>>

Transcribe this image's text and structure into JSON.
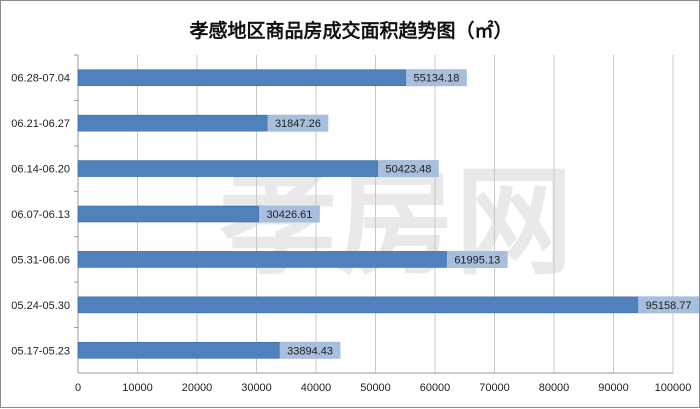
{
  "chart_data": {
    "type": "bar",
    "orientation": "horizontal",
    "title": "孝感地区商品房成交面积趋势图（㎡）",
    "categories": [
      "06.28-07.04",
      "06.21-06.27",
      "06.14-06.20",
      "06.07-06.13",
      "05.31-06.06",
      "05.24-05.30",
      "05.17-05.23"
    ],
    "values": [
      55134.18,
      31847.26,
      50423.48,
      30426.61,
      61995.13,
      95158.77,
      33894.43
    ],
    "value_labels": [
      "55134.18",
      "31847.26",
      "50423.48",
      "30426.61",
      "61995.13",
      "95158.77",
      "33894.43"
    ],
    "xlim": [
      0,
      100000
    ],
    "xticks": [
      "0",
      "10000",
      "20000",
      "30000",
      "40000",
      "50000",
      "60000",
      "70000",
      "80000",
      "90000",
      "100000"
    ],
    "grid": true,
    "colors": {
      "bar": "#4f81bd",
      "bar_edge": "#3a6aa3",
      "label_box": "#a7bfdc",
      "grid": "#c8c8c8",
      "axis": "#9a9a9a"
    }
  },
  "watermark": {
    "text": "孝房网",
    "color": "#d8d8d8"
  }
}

<<

| INSTRUCTIONS TO FOLLOW |
Every line holding "text" should be copied out.

| TASK RESPONSE |
Transcribe this image's text and structure into JSON.
    "text": "孝房网",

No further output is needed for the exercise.